Your goal:
Go through the records line by line and work out how many lines hold the word "heading". Answer with the number only.

Data:
▬▬▬▬▬▬▬▬▬▬

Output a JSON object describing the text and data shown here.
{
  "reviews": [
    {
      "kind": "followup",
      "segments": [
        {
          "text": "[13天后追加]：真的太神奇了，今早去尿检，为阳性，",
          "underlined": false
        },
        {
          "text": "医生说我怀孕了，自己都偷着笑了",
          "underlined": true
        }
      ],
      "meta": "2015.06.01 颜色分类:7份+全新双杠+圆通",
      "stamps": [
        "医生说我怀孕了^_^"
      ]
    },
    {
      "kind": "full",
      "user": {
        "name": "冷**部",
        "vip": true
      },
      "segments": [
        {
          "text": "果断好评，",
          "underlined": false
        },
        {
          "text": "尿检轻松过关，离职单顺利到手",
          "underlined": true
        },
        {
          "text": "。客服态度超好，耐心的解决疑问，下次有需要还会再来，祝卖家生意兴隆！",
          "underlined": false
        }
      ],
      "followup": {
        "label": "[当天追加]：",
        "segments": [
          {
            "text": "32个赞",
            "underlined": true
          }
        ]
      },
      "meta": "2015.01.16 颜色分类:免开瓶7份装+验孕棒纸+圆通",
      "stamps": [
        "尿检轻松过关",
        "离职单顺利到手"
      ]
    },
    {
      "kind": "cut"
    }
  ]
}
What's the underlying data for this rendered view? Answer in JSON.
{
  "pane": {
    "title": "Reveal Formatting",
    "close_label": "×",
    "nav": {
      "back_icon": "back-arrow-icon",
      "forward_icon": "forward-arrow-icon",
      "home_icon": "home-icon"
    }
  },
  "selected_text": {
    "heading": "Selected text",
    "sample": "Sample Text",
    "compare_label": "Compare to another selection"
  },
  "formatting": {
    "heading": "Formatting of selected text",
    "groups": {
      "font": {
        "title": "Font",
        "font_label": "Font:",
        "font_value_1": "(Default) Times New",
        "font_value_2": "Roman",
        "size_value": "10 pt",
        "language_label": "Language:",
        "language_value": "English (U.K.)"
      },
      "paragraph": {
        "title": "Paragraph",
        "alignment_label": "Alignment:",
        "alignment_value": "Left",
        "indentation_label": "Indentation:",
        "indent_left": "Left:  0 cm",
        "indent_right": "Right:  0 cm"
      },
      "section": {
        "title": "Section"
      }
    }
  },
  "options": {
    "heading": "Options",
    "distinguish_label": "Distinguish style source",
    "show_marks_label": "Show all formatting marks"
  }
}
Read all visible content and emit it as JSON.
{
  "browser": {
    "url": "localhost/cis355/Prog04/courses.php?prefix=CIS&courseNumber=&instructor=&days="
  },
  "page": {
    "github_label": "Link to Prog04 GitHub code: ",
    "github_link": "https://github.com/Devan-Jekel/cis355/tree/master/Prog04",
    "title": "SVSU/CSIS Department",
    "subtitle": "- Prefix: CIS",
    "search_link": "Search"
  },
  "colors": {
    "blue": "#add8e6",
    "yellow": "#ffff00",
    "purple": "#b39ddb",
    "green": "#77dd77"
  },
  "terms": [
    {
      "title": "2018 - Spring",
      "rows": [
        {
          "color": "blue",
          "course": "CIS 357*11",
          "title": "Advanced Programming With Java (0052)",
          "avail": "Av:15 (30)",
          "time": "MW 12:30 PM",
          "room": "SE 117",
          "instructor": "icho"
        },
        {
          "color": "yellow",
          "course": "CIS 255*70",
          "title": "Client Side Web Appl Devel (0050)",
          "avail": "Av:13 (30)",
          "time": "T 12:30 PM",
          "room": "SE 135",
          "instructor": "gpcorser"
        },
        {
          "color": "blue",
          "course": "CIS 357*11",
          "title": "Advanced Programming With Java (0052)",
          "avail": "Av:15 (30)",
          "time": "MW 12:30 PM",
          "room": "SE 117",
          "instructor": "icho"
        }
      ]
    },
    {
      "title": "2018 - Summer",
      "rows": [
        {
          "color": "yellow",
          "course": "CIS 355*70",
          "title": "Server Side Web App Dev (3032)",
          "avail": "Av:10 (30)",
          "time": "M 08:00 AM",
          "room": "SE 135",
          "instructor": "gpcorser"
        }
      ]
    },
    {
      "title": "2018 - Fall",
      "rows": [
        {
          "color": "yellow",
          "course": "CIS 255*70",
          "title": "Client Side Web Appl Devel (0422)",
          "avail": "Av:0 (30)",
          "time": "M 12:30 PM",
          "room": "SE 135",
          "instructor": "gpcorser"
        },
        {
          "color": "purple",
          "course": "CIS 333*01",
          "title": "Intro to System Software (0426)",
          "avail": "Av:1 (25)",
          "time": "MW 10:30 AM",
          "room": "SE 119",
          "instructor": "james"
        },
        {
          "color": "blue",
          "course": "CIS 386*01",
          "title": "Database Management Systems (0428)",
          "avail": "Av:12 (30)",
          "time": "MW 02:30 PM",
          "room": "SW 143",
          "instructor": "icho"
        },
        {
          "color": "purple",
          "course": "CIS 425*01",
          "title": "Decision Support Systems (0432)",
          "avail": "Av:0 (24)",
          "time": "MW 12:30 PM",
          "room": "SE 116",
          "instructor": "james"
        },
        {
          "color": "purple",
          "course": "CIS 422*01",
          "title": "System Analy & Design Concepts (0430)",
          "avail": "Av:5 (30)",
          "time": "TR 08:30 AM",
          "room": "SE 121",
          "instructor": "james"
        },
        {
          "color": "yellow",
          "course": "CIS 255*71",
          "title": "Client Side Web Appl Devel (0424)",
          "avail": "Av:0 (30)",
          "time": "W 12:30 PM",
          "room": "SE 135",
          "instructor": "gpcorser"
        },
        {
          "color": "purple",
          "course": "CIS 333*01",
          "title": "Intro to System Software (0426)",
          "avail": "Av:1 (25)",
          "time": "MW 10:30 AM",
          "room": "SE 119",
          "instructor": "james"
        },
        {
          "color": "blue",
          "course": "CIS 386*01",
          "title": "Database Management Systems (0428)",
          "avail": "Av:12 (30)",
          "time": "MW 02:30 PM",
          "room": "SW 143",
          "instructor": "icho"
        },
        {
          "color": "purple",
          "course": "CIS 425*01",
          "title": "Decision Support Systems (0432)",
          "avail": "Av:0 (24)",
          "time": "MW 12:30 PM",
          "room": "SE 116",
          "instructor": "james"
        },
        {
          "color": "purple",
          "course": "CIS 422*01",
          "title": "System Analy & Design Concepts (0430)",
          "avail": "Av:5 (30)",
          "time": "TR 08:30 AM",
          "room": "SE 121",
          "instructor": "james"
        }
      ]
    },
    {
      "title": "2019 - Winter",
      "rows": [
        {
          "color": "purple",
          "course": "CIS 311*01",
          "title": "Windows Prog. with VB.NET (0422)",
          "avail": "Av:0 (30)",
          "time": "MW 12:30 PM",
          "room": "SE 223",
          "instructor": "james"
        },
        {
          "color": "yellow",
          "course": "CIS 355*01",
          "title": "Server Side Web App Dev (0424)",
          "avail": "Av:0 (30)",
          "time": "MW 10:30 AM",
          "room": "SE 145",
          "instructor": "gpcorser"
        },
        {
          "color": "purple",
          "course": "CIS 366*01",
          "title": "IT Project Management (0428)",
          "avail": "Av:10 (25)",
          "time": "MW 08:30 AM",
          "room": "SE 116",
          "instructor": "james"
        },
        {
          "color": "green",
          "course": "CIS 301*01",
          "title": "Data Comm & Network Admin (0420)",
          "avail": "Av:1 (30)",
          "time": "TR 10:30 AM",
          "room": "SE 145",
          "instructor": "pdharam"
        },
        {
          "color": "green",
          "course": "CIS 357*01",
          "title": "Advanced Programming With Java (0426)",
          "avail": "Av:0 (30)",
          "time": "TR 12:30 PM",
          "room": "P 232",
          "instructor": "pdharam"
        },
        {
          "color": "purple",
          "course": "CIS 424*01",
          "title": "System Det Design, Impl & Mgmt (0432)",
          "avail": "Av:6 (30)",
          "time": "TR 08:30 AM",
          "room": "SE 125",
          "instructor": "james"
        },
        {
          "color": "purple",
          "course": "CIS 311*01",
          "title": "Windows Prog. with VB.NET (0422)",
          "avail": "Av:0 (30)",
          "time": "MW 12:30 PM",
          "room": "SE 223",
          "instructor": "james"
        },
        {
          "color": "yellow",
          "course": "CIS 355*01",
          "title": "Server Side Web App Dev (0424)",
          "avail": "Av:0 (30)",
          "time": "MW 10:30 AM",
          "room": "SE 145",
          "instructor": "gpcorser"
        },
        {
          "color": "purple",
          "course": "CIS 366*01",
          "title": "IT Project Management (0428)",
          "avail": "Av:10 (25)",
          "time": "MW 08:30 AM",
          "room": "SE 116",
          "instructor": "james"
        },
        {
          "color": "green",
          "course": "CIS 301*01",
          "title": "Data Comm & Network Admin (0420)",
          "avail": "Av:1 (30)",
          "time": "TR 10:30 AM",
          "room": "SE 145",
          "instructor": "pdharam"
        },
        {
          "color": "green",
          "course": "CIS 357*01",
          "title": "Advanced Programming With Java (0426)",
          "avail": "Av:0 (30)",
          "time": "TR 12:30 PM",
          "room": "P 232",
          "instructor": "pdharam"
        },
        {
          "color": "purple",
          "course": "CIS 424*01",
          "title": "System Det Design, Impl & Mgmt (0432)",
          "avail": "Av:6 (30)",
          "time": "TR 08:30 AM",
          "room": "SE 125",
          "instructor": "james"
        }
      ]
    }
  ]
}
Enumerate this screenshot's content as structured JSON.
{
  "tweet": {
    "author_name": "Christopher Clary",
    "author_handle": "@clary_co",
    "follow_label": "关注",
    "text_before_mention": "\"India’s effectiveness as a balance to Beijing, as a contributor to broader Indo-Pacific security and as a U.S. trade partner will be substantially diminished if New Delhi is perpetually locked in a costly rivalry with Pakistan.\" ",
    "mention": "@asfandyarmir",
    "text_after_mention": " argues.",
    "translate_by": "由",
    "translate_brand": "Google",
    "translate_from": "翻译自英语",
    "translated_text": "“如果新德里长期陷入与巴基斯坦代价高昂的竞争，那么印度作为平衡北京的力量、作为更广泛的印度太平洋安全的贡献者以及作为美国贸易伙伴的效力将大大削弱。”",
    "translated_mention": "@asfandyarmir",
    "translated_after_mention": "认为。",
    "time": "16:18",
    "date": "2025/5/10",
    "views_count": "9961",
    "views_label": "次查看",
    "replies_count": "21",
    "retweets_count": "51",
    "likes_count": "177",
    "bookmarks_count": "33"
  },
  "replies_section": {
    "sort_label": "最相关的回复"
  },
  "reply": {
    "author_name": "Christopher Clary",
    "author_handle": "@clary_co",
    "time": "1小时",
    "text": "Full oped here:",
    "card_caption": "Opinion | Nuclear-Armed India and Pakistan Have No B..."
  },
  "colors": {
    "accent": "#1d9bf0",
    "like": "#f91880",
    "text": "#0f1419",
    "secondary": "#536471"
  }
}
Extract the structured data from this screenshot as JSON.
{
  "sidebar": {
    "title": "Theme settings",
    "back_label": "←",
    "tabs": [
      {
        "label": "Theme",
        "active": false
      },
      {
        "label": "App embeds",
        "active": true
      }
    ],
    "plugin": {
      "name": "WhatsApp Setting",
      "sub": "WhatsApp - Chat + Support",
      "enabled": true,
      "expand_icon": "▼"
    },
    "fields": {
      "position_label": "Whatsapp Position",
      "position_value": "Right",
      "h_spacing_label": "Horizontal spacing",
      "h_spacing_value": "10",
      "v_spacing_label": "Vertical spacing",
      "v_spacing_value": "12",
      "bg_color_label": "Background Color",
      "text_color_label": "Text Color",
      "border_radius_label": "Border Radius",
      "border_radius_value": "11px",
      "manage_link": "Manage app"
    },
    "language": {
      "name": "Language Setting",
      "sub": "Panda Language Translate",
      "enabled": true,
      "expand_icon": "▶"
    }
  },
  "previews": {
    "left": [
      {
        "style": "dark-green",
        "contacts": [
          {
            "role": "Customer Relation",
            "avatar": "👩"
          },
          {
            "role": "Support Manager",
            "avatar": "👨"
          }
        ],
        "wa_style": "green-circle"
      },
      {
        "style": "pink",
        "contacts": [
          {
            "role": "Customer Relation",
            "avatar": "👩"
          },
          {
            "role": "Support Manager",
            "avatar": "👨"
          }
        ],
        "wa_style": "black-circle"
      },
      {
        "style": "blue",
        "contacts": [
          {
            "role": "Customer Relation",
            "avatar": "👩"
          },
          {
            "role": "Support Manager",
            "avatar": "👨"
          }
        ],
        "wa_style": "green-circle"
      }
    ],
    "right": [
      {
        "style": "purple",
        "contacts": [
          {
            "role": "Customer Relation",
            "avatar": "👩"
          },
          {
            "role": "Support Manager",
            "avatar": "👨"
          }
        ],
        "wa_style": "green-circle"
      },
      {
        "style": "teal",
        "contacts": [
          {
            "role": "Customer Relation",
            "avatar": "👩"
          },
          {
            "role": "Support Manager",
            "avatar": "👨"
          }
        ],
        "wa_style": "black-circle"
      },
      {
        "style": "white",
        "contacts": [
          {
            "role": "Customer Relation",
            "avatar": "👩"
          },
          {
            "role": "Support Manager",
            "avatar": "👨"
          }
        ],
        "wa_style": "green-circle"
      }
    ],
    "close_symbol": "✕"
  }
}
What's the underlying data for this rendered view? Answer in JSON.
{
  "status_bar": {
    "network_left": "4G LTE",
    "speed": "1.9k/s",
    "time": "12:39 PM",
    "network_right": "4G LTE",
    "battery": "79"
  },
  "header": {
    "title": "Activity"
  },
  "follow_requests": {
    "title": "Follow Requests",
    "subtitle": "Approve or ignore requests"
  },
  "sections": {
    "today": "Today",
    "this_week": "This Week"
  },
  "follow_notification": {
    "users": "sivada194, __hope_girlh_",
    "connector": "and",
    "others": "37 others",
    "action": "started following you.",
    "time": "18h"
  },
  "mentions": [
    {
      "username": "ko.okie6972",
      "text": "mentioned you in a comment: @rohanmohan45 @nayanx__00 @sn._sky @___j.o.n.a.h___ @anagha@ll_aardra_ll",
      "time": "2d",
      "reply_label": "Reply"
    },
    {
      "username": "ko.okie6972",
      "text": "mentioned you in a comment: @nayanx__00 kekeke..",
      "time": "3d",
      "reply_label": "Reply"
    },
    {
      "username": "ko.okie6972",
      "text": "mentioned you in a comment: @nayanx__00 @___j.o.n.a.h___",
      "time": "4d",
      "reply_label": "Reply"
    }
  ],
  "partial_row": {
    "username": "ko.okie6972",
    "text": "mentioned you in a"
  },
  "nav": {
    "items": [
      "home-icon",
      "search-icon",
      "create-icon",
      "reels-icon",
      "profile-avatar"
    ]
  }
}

▬▬▬▬▬▬▬▬▬▬

Result for this task:
3